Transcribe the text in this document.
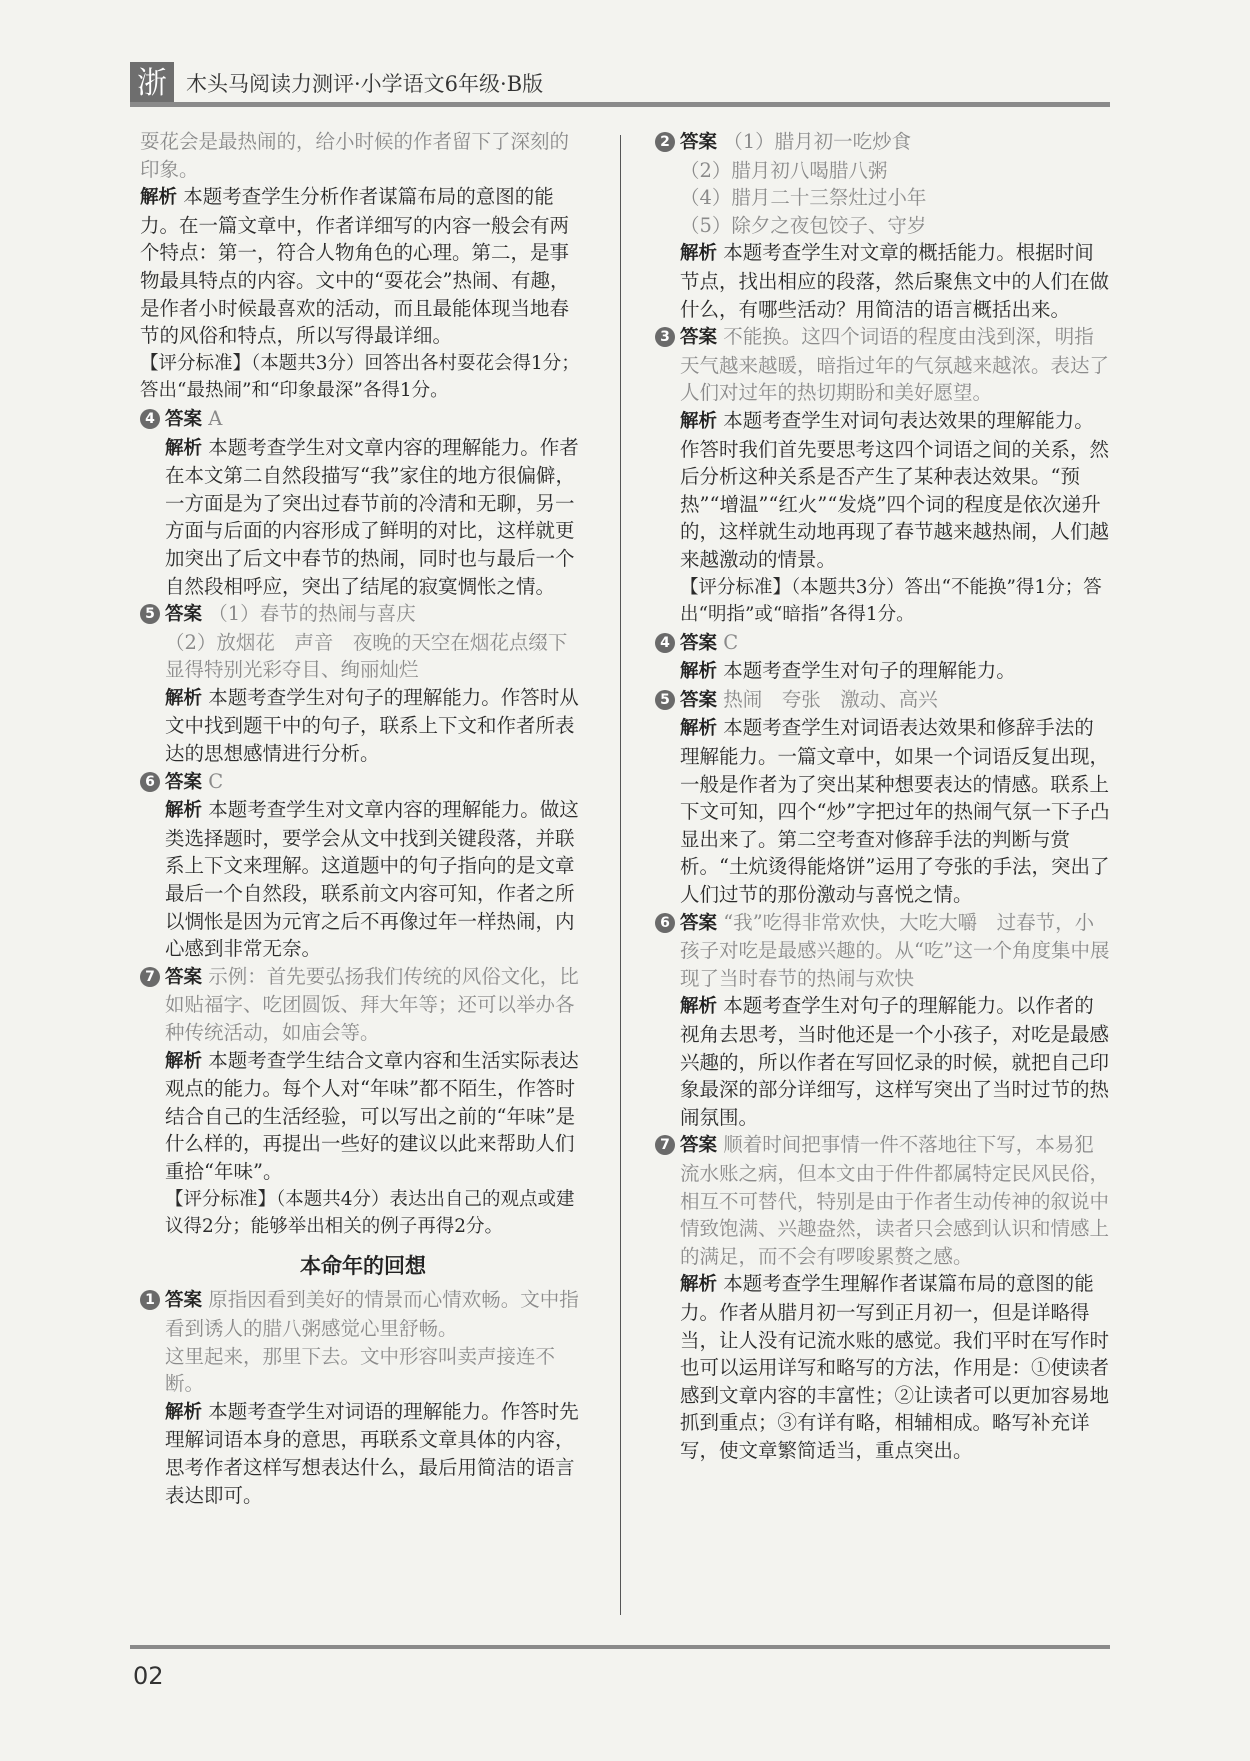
浙 木头马阅读力测评·小学语文6年级·B版
耍花会是最热闹的，给小时候的作者留下了深刻的印象。
解析 本题考查学生分析作者谋篇布局的意图的能力。在一篇文章中，作者详细写的内容一般会有两个特点：第一，符合人物角色的心理。第二，是事物最具特点的内容。文中的“耍花会”热闹、有趣，是作者小时候最喜欢的活动，而且最能体现当地春节的风俗和特点，所以写得最详细。
【评分标准】（本题共3分）回答出各村耍花会得1分；答出“最热闹”和“印象最深”各得1分。
4 答案 A
解析 本题考查学生对文章内容的理解能力。作者在本文第二自然段描写“我”家住的地方很偏僻，一方面是为了突出过春节前的冷清和无聊，另一方面与后面的内容形成了鲜明的对比，这样就更加突出了后文中春节的热闹，同时也与最后一个自然段相呼应，突出了结尾的寂寞惆怅之情。
5 答案 （1）春节的热闹与喜庆
（2）放烟花　声音　夜晚的天空在烟花点缀下显得特别光彩夺目、绚丽灿烂
解析 本题考查学生对句子的理解能力。作答时从文中找到题干中的句子，联系上下文和作者所表达的思想感情进行分析。
6 答案 C
解析 本题考查学生对文章内容的理解能力。做这类选择题时，要学会从文中找到关键段落，并联系上下文来理解。这道题中的句子指向的是文章最后一个自然段，联系前文内容可知，作者之所以惆怅是因为元宵之后不再像过年一样热闹，内心感到非常无奈。
7 答案 示例：首先要弘扬我们传统的风俗文化，比如贴福字、吃团圆饭、拜大年等；还可以举办各种传统活动，如庙会等。
解析 本题考查学生结合文章内容和生活实际表达观点的能力。每个人对“年味”都不陌生，作答时结合自己的生活经验，可以写出之前的“年味”是什么样的，再提出一些好的建议以此来帮助人们重拾“年味”。
【评分标准】（本题共4分）表达出自己的观点或建议得2分；能够举出相关的例子再得2分。
本命年的回想
1 答案 原指因看到美好的情景而心情欢畅。文中指看到诱人的腊八粥感觉心里舒畅。
这里起来，那里下去。文中形容叫卖声接连不断。
解析 本题考查学生对词语的理解能力。作答时先理解词语本身的意思，再联系文章具体的内容，思考作者这样写想表达什么，最后用简洁的语言表达即可。
2 答案 （1）腊月初一吃炒食
（2）腊月初八喝腊八粥
（4）腊月二十三祭灶过小年
（5）除夕之夜包饺子、守岁
解析 本题考查学生对文章的概括能力。根据时间节点，找出相应的段落，然后聚焦文中的人们在做什么，有哪些活动？用简洁的语言概括出来。
3 答案 不能换。这四个词语的程度由浅到深，明指天气越来越暖，暗指过年的气氛越来越浓。表达了人们对过年的热切期盼和美好愿望。
解析 本题考查学生对词句表达效果的理解能力。作答时我们首先要思考这四个词语之间的关系，然后分析这种关系是否产生了某种表达效果。“预热”“增温”“红火”“发烧”四个词的程度是依次递升的，这样就生动地再现了春节越来越热闹，人们越来越激动的情景。
【评分标准】（本题共3分）答出“不能换”得1分；答出“明指”或“暗指”各得1分。
4 答案 C
解析 本题考查学生对句子的理解能力。
5 答案 热闹　夸张　激动、高兴
解析 本题考查学生对词语表达效果和修辞手法的理解能力。一篇文章中，如果一个词语反复出现，一般是作者为了突出某种想要表达的情感。联系上下文可知，四个“炒”字把过年的热闹气氛一下子凸显出来了。第二空考查对修辞手法的判断与赏析。“土炕烫得能烙饼”运用了夸张的手法，突出了人们过节的那份激动与喜悦之情。
6 答案 “我”吃得非常欢快，大吃大嚼　过春节，小孩子对吃是最感兴趣的。从“吃”这一个角度集中展现了当时春节的热闹与欢快
解析 本题考查学生对句子的理解能力。以作者的视角去思考，当时他还是一个小孩子，对吃是最感兴趣的，所以作者在写回忆录的时候，就把自己印象最深的部分详细写，这样写突出了当时过节的热闹氛围。
7 答案 顺着时间把事情一件不落地往下写，本易犯流水账之病，但本文由于件件都属特定民风民俗，相互不可替代，特别是由于作者生动传神的叙说中情致饱满、兴趣盎然，读者只会感到认识和情感上的满足，而不会有啰唆累赘之感。
解析 本题考查学生理解作者谋篇布局的意图的能力。作者从腊月初一写到正月初一，但是详略得当，让人没有记流水账的感觉。我们平时在写作时也可以运用详写和略写的方法，作用是：①使读者感到文章内容的丰富性；②让读者可以更加容易地抓到重点；③有详有略，相辅相成。略写补充详写，使文章繁简适当，重点突出。
02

◆ ◆ ◆ ◆ ◆

◆ Objective ◆
Copy out each record shown above without alteration, skipping any picture.

◆ Output of the exercise ◆
Transcribe the text in this document.
浙 木头马阅读力测评·小学语文6年级·B版
耍花会是最热闹的，给小时候的作者留下了深刻的印象。
解析 本题考查学生分析作者谋篇布局的意图的能力。在一篇文章中，作者详细写的内容一般会有两个特点：第一，符合人物角色的心理。第二，是事物最具特点的内容。文中的“耍花会”热闹、有趣，是作者小时候最喜欢的活动，而且最能体现当地春节的风俗和特点，所以写得最详细。
【评分标准】（本题共3分）回答出各村耍花会得1分；答出“最热闹”和“印象最深”各得1分。
4 答案 A
解析 本题考查学生对文章内容的理解能力。作者在本文第二自然段描写“我”家住的地方很偏僻，一方面是为了突出过春节前的冷清和无聊，另一方面与后面的内容形成了鲜明的对比，这样就更加突出了后文中春节的热闹，同时也与最后一个自然段相呼应，突出了结尾的寂寞惆怅之情。
5 答案 （1）春节的热闹与喜庆
（2）放烟花　声音　夜晚的天空在烟花点缀下显得特别光彩夺目、绚丽灿烂
解析 本题考查学生对句子的理解能力。作答时从文中找到题干中的句子，联系上下文和作者所表达的思想感情进行分析。
6 答案 C
解析 本题考查学生对文章内容的理解能力。做这类选择题时，要学会从文中找到关键段落，并联系上下文来理解。这道题中的句子指向的是文章最后一个自然段，联系前文内容可知，作者之所以惆怅是因为元宵之后不再像过年一样热闹，内心感到非常无奈。
7 答案 示例：首先要弘扬我们传统的风俗文化，比如贴福字、吃团圆饭、拜大年等；还可以举办各种传统活动，如庙会等。
解析 本题考查学生结合文章内容和生活实际表达观点的能力。每个人对“年味”都不陌生，作答时结合自己的生活经验，可以写出之前的“年味”是什么样的，再提出一些好的建议以此来帮助人们重拾“年味”。
【评分标准】（本题共4分）表达出自己的观点或建议得2分；能够举出相关的例子再得2分。
本命年的回想
1 答案 原指因看到美好的情景而心情欢畅。文中指看到诱人的腊八粥感觉心里舒畅。
这里起来，那里下去。文中形容叫卖声接连不断。
解析 本题考查学生对词语的理解能力。作答时先理解词语本身的意思，再联系文章具体的内容，思考作者这样写想表达什么，最后用简洁的语言表达即可。
2 答案 （1）腊月初一吃炒食
（2）腊月初八喝腊八粥
（4）腊月二十三祭灶过小年
（5）除夕之夜包饺子、守岁
解析 本题考查学生对文章的概括能力。根据时间节点，找出相应的段落，然后聚焦文中的人们在做什么，有哪些活动？用简洁的语言概括出来。
3 答案 不能换。这四个词语的程度由浅到深，明指天气越来越暖，暗指过年的气氛越来越浓。表达了人们对过年的热切期盼和美好愿望。
解析 本题考查学生对词句表达效果的理解能力。作答时我们首先要思考这四个词语之间的关系，然后分析这种关系是否产生了某种表达效果。“预热”“增温”“红火”“发烧”四个词的程度是依次递升的，这样就生动地再现了春节越来越热闹，人们越来越激动的情景。
【评分标准】（本题共3分）答出“不能换”得1分；答出“明指”或“暗指”各得1分。
4 答案 C
解析 本题考查学生对句子的理解能力。
5 答案 热闹　夸张　激动、高兴
解析 本题考查学生对词语表达效果和修辞手法的理解能力。一篇文章中，如果一个词语反复出现，一般是作者为了突出某种想要表达的情感。联系上下文可知，四个“炒”字把过年的热闹气氛一下子凸显出来了。第二空考查对修辞手法的判断与赏析。“土炕烫得能烙饼”运用了夸张的手法，突出了人们过节的那份激动与喜悦之情。
6 答案 “我”吃得非常欢快，大吃大嚼　过春节，小孩子对吃是最感兴趣的。从“吃”这一个角度集中展现了当时春节的热闹与欢快
解析 本题考查学生对句子的理解能力。以作者的视角去思考，当时他还是一个小孩子，对吃是最感兴趣的，所以作者在写回忆录的时候，就把自己印象最深的部分详细写，这样写突出了当时过节的热闹氛围。
7 答案 顺着时间把事情一件不落地往下写，本易犯流水账之病，但本文由于件件都属特定民风民俗，相互不可替代，特别是由于作者生动传神的叙说中情致饱满、兴趣盎然，读者只会感到认识和情感上的满足，而不会有啰唆累赘之感。
解析 本题考查学生理解作者谋篇布局的意图的能力。作者从腊月初一写到正月初一，但是详略得当，让人没有记流水账的感觉。我们平时在写作时也可以运用详写和略写的方法，作用是：①使读者感到文章内容的丰富性；②让读者可以更加容易地抓到重点；③有详有略，相辅相成。略写补充详写，使文章繁简适当，重点突出。
02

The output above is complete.